***** SOURCE DOCUMENT
You need to agree to share your contact information to access this model

This repository is publicly accessible, but you have to accept the conditions to access its files and content.

Log in or Sign Up to review the conditions and access this model content.

Teacher Model: Vision-Language Model for Transliteration of Modi Script to Devanagari

Introduction

This repository hosts the official teacher model weights as described in the paper:

Historic Scripts to Modern Vision: A Novel Dataset and A VLM Framework for Transliteration of Modi Script to Devanagari
Paper Link (Springer LNCS)
Accepted at ICDAR 2025

Our model introduces a novel Vision-Language framework, leveraging the gemma-3-12b-it base, to automatically transliterate the historic Modi script into modern Devanagari, supporting research and digital preservation of rare manuscripts.


Model Description

  • Architecture: Vision-Language Model (VLM) based on gemma-3-12b-it
  • Task: End-to-end transliteration of scanned Modi script images into Devanagari text.
  • Teacher Model: This release contains the weights of the teacher model used for training and evaluation in the referenced paper.
  • Dataset: Fine-tuned and evaluated on the MoDeTrans and SynthMoDe datasets, introduced in the paper.
**********
***** LISTED RECORDS
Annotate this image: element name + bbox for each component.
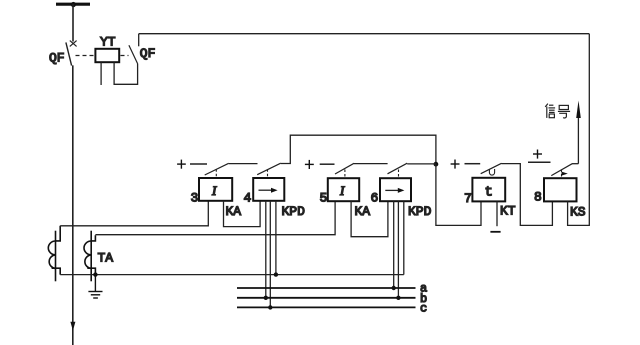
relay KPD1 box 4 <box>253 178 284 201</box>
node coil4-c <box>268 305 272 309</box>
voltage bus c <box>237 306 416 308</box>
svg-text:KT: KT <box>500 204 516 219</box>
wire dashed link contact8 <box>561 170 563 179</box>
svg-text:t: t <box>485 185 493 201</box>
svg-text:KPD: KPD <box>408 204 432 219</box>
contact KPD-1 blade <box>257 163 281 175</box>
relay KPD2 box 6 <box>380 178 411 201</box>
node CT ground junction <box>93 272 97 276</box>
svg-text:8: 8 <box>534 190 542 205</box>
wire junction A to KT coil <box>436 164 481 225</box>
svg-text:QF: QF <box>49 51 65 66</box>
current transformer TA right winding <box>84 231 95 282</box>
contact KA-1 blade <box>205 163 229 175</box>
wire coil4 lead return <box>275 201 277 275</box>
wire dashed link QF to YT <box>76 55 96 57</box>
relay KA1 box 3 <box>199 178 232 201</box>
node coil4-return <box>274 272 278 276</box>
wire dashed link contact4 <box>267 169 269 177</box>
wire coil4 lead b <box>265 201 267 298</box>
symbol arrow in box 6 <box>385 189 398 191</box>
wire contact3 to contact4 <box>229 163 258 165</box>
busbar <box>56 3 90 6</box>
node plus supply 2 <box>305 160 314 169</box>
arrow feeder direction <box>70 322 75 331</box>
wire KT right lead <box>496 201 498 226</box>
wire KS right lead return <box>568 34 590 226</box>
wire main feeder lower <box>72 65 74 345</box>
wire coil6 lead return <box>403 201 405 274</box>
svg-text:QF: QF <box>140 46 156 61</box>
svg-text:3: 3 <box>191 191 199 206</box>
voltage bus b <box>237 297 416 299</box>
svg-text:KA: KA <box>355 204 371 219</box>
svg-text:KS: KS <box>570 205 586 220</box>
wire QF aux top terminal <box>138 34 140 47</box>
svg-text:KA: KA <box>226 204 242 219</box>
svg-text:c: c <box>420 302 427 316</box>
node coil6-a <box>392 286 396 290</box>
wire dashed link contact3 <box>215 169 217 177</box>
node plus supply 4 <box>533 150 542 159</box>
wire dashed link contact6 <box>398 170 400 178</box>
relay KA2 box 5 <box>328 178 359 201</box>
voltage bus a <box>237 287 416 289</box>
wire coil6 lead b <box>397 201 399 298</box>
symbol contact8 flag <box>562 172 568 176</box>
trip coil YT box <box>95 49 119 62</box>
contact KPD-2 blade <box>388 163 408 174</box>
wire main feeder upper <box>72 4 74 42</box>
wire contact5 to contact6 <box>354 163 388 165</box>
wire CT secondary top (to coil 3) <box>60 201 208 226</box>
contact KPD delayed blade <box>481 163 502 173</box>
wire CT secondary mid (to coil 5) <box>95 201 335 235</box>
wire group1 output riser <box>281 135 436 164</box>
ground <box>88 275 102 298</box>
node junction A <box>434 162 439 167</box>
node coil6-b <box>396 296 400 300</box>
wire dashed link contact5 <box>344 170 346 178</box>
wire coil3 right lead to coil4 <box>224 201 261 227</box>
svg-text:YT: YT <box>100 35 116 50</box>
node plus supply 3 <box>451 160 460 169</box>
wire contact6 to junction A <box>407 163 436 165</box>
wire plus stub 4 <box>528 161 551 163</box>
wire coil4 lead c <box>269 201 271 308</box>
node busbar tap <box>71 2 76 7</box>
wire top rail <box>139 33 590 35</box>
svg-text:4: 4 <box>244 191 252 206</box>
wire plus stub 3 <box>465 163 481 165</box>
relay KT box 7 <box>472 178 505 202</box>
symbol time-delay cup <box>489 169 494 175</box>
wire contact8 tip stub <box>572 163 578 165</box>
current transformer TA left winding <box>48 226 60 281</box>
node coil4-b <box>264 296 268 300</box>
breaker QF blade <box>66 42 72 65</box>
wire YT right lead to QF aux <box>114 62 138 84</box>
wire contact7 to KS coil <box>502 164 553 226</box>
relay KS box 8 <box>544 178 577 201</box>
svg-text:5: 5 <box>320 191 328 206</box>
contact KA-2 blade <box>335 163 354 174</box>
wire CT secondary return <box>60 274 404 276</box>
contact KS blade <box>551 164 572 176</box>
symbol arrow in box 4 <box>259 189 272 191</box>
wire dashed YT to QF aux <box>121 55 129 57</box>
node minus supply <box>490 231 500 233</box>
breaker QF cross mark <box>70 41 77 47</box>
label 信号 <box>545 104 570 118</box>
contact QF auxiliary blade <box>129 45 138 64</box>
svg-text:7: 7 <box>464 191 472 206</box>
node plus supply 1 <box>177 160 186 169</box>
svg-text:6: 6 <box>371 191 379 206</box>
wire plus stub 2 <box>320 163 335 165</box>
arrow signal <box>576 101 581 119</box>
wire coil6 lead a <box>393 201 395 288</box>
svg-text:KPD: KPD <box>282 204 306 219</box>
wire signal riser <box>577 116 579 164</box>
wire YT left lead <box>100 62 102 85</box>
svg-text:I: I <box>339 183 345 198</box>
wire coil5 right lead to coil6 <box>351 201 388 237</box>
wire plus stub 1 <box>190 163 207 165</box>
svg-text:TA: TA <box>98 251 114 266</box>
svg-text:I: I <box>211 183 217 198</box>
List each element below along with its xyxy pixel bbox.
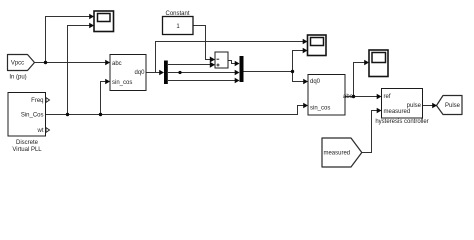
- svg-text:ref: ref: [384, 94, 391, 100]
- svg-text:pulse: pulse: [407, 103, 422, 109]
- svg-text:dq0: dq0: [134, 70, 145, 76]
- svg-text:Discrete: Discrete: [16, 140, 39, 146]
- svg-text:sin_cos: sin_cos: [112, 80, 132, 86]
- svg-text:Sin_Cos: Sin_Cos: [21, 113, 44, 119]
- svg-text:In (pu): In (pu): [9, 75, 26, 81]
- svg-text:Vpcc: Vpcc: [11, 61, 24, 67]
- svg-text:sin_cos: sin_cos: [310, 105, 330, 111]
- svg-text:hysteresis controller: hysteresis controller: [375, 119, 428, 125]
- svg-text:Constant: Constant: [165, 11, 189, 17]
- svg-text:Freq: Freq: [31, 98, 43, 104]
- svg-text:measured: measured: [323, 151, 350, 157]
- svg-text:abc: abc: [343, 94, 353, 100]
- svg-text:Pulse: Pulse: [445, 103, 461, 109]
- svg-text:abc: abc: [112, 61, 122, 67]
- svg-text:wt: wt: [37, 128, 44, 134]
- svg-text:dq0: dq0: [310, 79, 321, 85]
- svg-text:Virtual PLL: Virtual PLL: [12, 147, 42, 153]
- svg-text:measured: measured: [384, 109, 411, 115]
**********
● **EXERCISE GOAL**:
Answer these from the model card:
(a) Which base model does the framework build on?
(b) At which conference was the paper accepted?
(c) On which datasets was the model fine-tuned and evaluated?
The items that come after the model card have no connection to it.

● **COMPLETED TASK**:
(a) gemma-3-12b-it
(b) ICDAR 2025
(c) MoDeTrans and SynthMoDe